Among the entries, which lines carry the string "type"? Copy each of them.

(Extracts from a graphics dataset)
<<<<
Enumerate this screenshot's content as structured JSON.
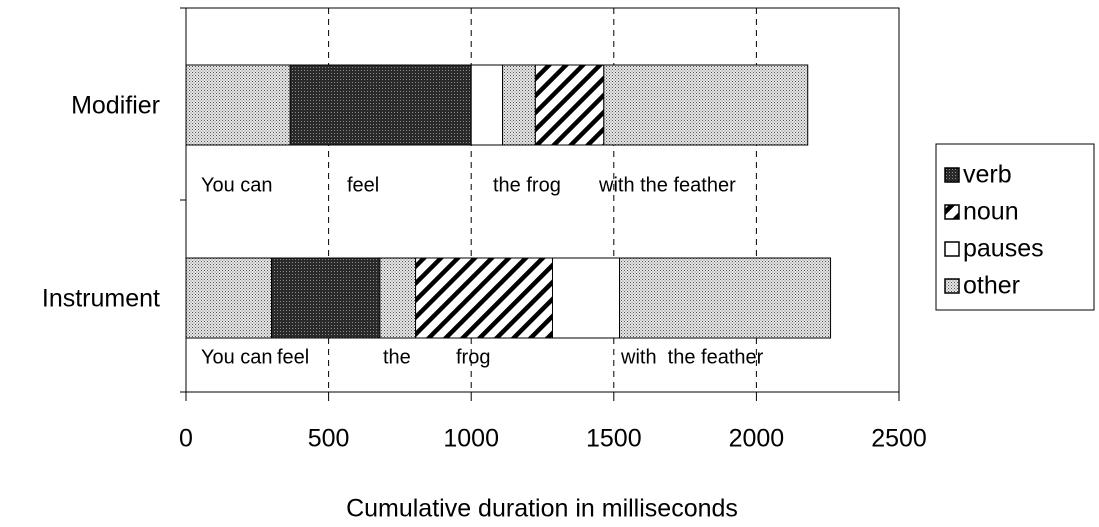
{
  "chart_data": {
    "type": "stacked-horizontal-bar",
    "xlabel": "Cumulative duration in milliseconds",
    "xlim": [
      0,
      2500
    ],
    "xticks": [
      0,
      500,
      1000,
      1500,
      2000,
      2500
    ],
    "grid": true,
    "legend": "right",
    "categories": [
      "Modifier",
      "Instrument"
    ],
    "series": [
      {
        "name": "verb",
        "color": "#333333",
        "pattern": "dense"
      },
      {
        "name": "noun",
        "color": "#000000",
        "pattern": "hatch"
      },
      {
        "name": "pauses",
        "color": "#ffffff",
        "pattern": "none"
      },
      {
        "name": "other",
        "color": "#9a9a9a",
        "pattern": "dots"
      }
    ],
    "bars": [
      {
        "segments": [
          {
            "series": 3,
            "value": 365
          },
          {
            "series": 0,
            "value": 635
          },
          {
            "series": 2,
            "value": 110
          },
          {
            "series": 3,
            "value": 115
          },
          {
            "series": 1,
            "value": 240
          },
          {
            "series": 3,
            "value": 715
          }
        ],
        "words": [
          "You can",
          "feel",
          "the frog",
          "with the feather"
        ]
      },
      {
        "segments": [
          {
            "series": 3,
            "value": 300
          },
          {
            "series": 0,
            "value": 380
          },
          {
            "series": 3,
            "value": 125
          },
          {
            "series": 1,
            "value": 480
          },
          {
            "series": 2,
            "value": 235
          },
          {
            "series": 3,
            "value": 740
          }
        ],
        "words": [
          "You can",
          "feel",
          "the",
          "frog",
          "with  the feather"
        ]
      }
    ]
  }
}
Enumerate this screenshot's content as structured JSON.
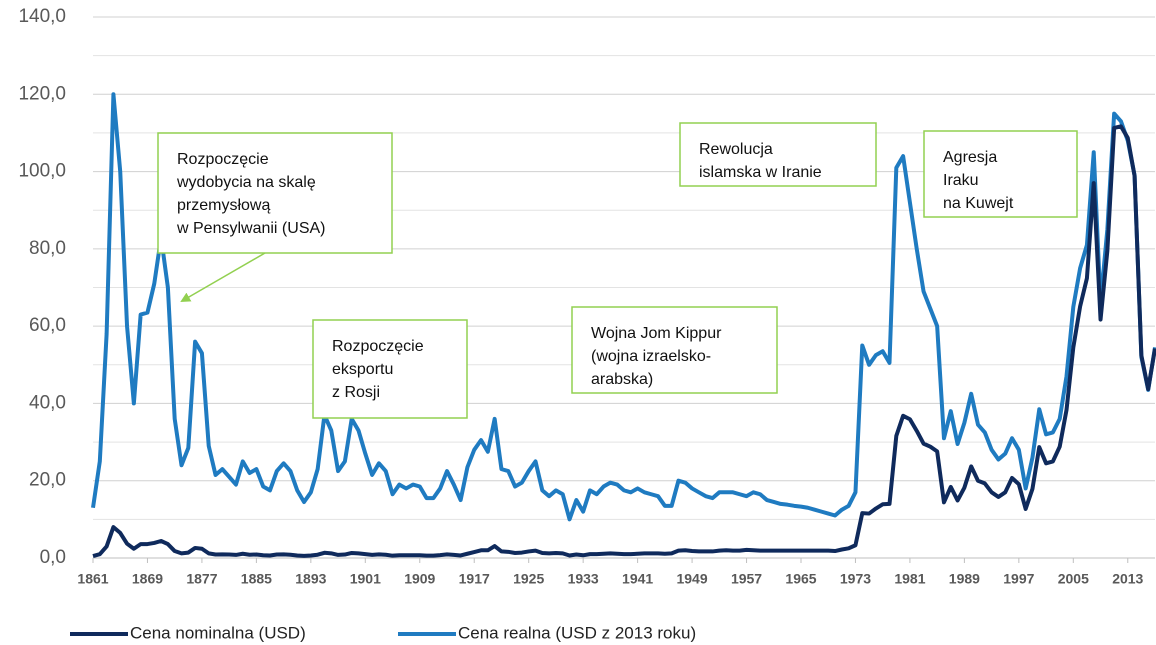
{
  "chart_data": {
    "type": "line",
    "x": [
      1861,
      1862,
      1863,
      1864,
      1865,
      1866,
      1867,
      1868,
      1869,
      1870,
      1871,
      1872,
      1873,
      1874,
      1875,
      1876,
      1877,
      1878,
      1879,
      1880,
      1881,
      1882,
      1883,
      1884,
      1885,
      1886,
      1887,
      1888,
      1889,
      1890,
      1891,
      1892,
      1893,
      1894,
      1895,
      1896,
      1897,
      1898,
      1899,
      1900,
      1901,
      1902,
      1903,
      1904,
      1905,
      1906,
      1907,
      1908,
      1909,
      1910,
      1911,
      1912,
      1913,
      1914,
      1915,
      1916,
      1917,
      1918,
      1919,
      1920,
      1921,
      1922,
      1923,
      1924,
      1925,
      1926,
      1927,
      1928,
      1929,
      1930,
      1931,
      1932,
      1933,
      1934,
      1935,
      1936,
      1937,
      1938,
      1939,
      1940,
      1941,
      1942,
      1943,
      1944,
      1945,
      1946,
      1947,
      1948,
      1949,
      1950,
      1951,
      1952,
      1953,
      1954,
      1955,
      1956,
      1957,
      1958,
      1959,
      1960,
      1961,
      1962,
      1963,
      1964,
      1965,
      1966,
      1967,
      1968,
      1969,
      1970,
      1971,
      1972,
      1973,
      1974,
      1975,
      1976,
      1977,
      1978,
      1979,
      1980,
      1981,
      1982,
      1983,
      1984,
      1985,
      1986,
      1987,
      1988,
      1989,
      1990,
      1991,
      1992,
      1993,
      1994,
      1995,
      1996,
      1997,
      1998,
      1999,
      2000,
      2001,
      2002,
      2003,
      2004,
      2005,
      2006,
      2007,
      2008,
      2009,
      2010,
      2011,
      2012,
      2013,
      2014,
      2015,
      2016,
      2017
    ],
    "series": [
      {
        "name": "Cena nominalna (USD)",
        "color": "#0f2a5c",
        "values": [
          0.5,
          1,
          3,
          8,
          6.5,
          3.7,
          2.4,
          3.6,
          3.6,
          3.9,
          4.4,
          3.6,
          1.8,
          1.2,
          1.4,
          2.6,
          2.4,
          1.2,
          0.9,
          0.95,
          0.9,
          0.8,
          1.1,
          0.85,
          0.9,
          0.7,
          0.65,
          0.9,
          0.95,
          0.85,
          0.65,
          0.55,
          0.65,
          0.85,
          1.35,
          1.2,
          0.8,
          0.9,
          1.3,
          1.2,
          1,
          0.8,
          0.95,
          0.85,
          0.6,
          0.7,
          0.7,
          0.7,
          0.7,
          0.6,
          0.6,
          0.75,
          0.95,
          0.8,
          0.65,
          1.1,
          1.55,
          2,
          2,
          3.1,
          1.7,
          1.6,
          1.3,
          1.4,
          1.7,
          1.9,
          1.3,
          1.2,
          1.3,
          1.2,
          0.65,
          0.9,
          0.7,
          1,
          1,
          1.1,
          1.2,
          1.1,
          1,
          1,
          1.1,
          1.2,
          1.2,
          1.2,
          1.1,
          1.2,
          1.9,
          2,
          1.8,
          1.7,
          1.7,
          1.7,
          1.9,
          2,
          1.9,
          1.9,
          2.1,
          2,
          1.9,
          1.9,
          1.9,
          1.9,
          1.9,
          1.9,
          1.9,
          1.9,
          1.9,
          1.9,
          1.9,
          1.8,
          2.2,
          2.5,
          3.3,
          11.6,
          11.5,
          12.8,
          13.9,
          14,
          31.6,
          36.8,
          35.9,
          32.9,
          29.6,
          28.8,
          27.6,
          14.4,
          18.4,
          14.9,
          18.2,
          23.7,
          20,
          19.3,
          17,
          15.8,
          17,
          20.7,
          19.1,
          12.7,
          17.9,
          28.7,
          24.5,
          25,
          28.8,
          38.3,
          54.5,
          65.1,
          72.4,
          97,
          61.7,
          79.5,
          111.3,
          111.7,
          108.7,
          98.9,
          52.4,
          43.7,
          54.2
        ]
      },
      {
        "name": "Cena realna (USD z 2013 roku)",
        "color": "#1f7bc1",
        "values": [
          13,
          25,
          58,
          120,
          100,
          60,
          40,
          63,
          63.5,
          71,
          83,
          70,
          36,
          24,
          28.5,
          56,
          53,
          29,
          21.5,
          23,
          21,
          19,
          25,
          22,
          23,
          18.5,
          17.5,
          22.5,
          24.5,
          22.5,
          17.5,
          14.5,
          17,
          23,
          37,
          33,
          22.5,
          25,
          36,
          33,
          27,
          21.5,
          24.5,
          22.5,
          16.5,
          19,
          18,
          19,
          18.5,
          15.5,
          15.5,
          18,
          22.5,
          19,
          15,
          23.5,
          28,
          30.5,
          27.5,
          36,
          23,
          22.5,
          18.5,
          19.5,
          22.5,
          25,
          17.5,
          16,
          17.5,
          16.5,
          10,
          15,
          12,
          17.5,
          16.5,
          18.5,
          19.5,
          19,
          17.5,
          17,
          18,
          17,
          16.5,
          16,
          13.5,
          13.5,
          20,
          19.5,
          18,
          17,
          16,
          15.5,
          17,
          17,
          17,
          16.5,
          16,
          17,
          16.5,
          15,
          14.5,
          14,
          13.8,
          13.5,
          13.3,
          13,
          12.5,
          12,
          11.5,
          11,
          12.5,
          13.5,
          17,
          55,
          50,
          52.5,
          53.5,
          50.5,
          101,
          104,
          92,
          80,
          69,
          64.5,
          60,
          31,
          38,
          29.5,
          35,
          42.5,
          34.5,
          32.5,
          28,
          25.5,
          27,
          31,
          28,
          18,
          26,
          38.5,
          32,
          32.5,
          36,
          47,
          65,
          75,
          81,
          105,
          66,
          85,
          115,
          113,
          108,
          99,
          52,
          43.5,
          54.5
        ]
      }
    ],
    "xlim": [
      1861,
      2017
    ],
    "xticks": [
      1861,
      1869,
      1877,
      1885,
      1893,
      1901,
      1909,
      1917,
      1925,
      1933,
      1941,
      1949,
      1957,
      1965,
      1973,
      1981,
      1989,
      1997,
      2005,
      2013
    ],
    "ylim": [
      0,
      140
    ],
    "yticks": [
      {
        "value": 0,
        "label": "0,0"
      },
      {
        "value": 20,
        "label": "20,0"
      },
      {
        "value": 40,
        "label": "40,0"
      },
      {
        "value": 60,
        "label": "60,0"
      },
      {
        "value": 80,
        "label": "80,0"
      },
      {
        "value": 100,
        "label": "100,0"
      },
      {
        "value": 120,
        "label": "120,0"
      },
      {
        "value": 140,
        "label": "140,0"
      }
    ],
    "minor_yticks": [
      10,
      30,
      50,
      70,
      90,
      110,
      130
    ],
    "grid": true,
    "legend": "bottom",
    "annotations": [
      {
        "lines": [
          "Rozpoczęcie",
          "wydobycia na skalę",
          "przemysłową",
          "w Pensylwanii (USA)"
        ]
      },
      {
        "lines": [
          "Rozpoczęcie",
          "eksportu",
          "z Rosji"
        ]
      },
      {
        "lines": [
          "Wojna Jom Kippur",
          "(wojna izraelsko-",
          "arabska)"
        ]
      },
      {
        "lines": [
          "Rewolucja",
          "islamska w Iranie"
        ]
      },
      {
        "lines": [
          "Agresja",
          "Iraku",
          "na Kuwejt"
        ]
      }
    ]
  }
}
>>>>
FINAL RESULT -
    "type": "stacked-horizontal-bar",
    "type": "line",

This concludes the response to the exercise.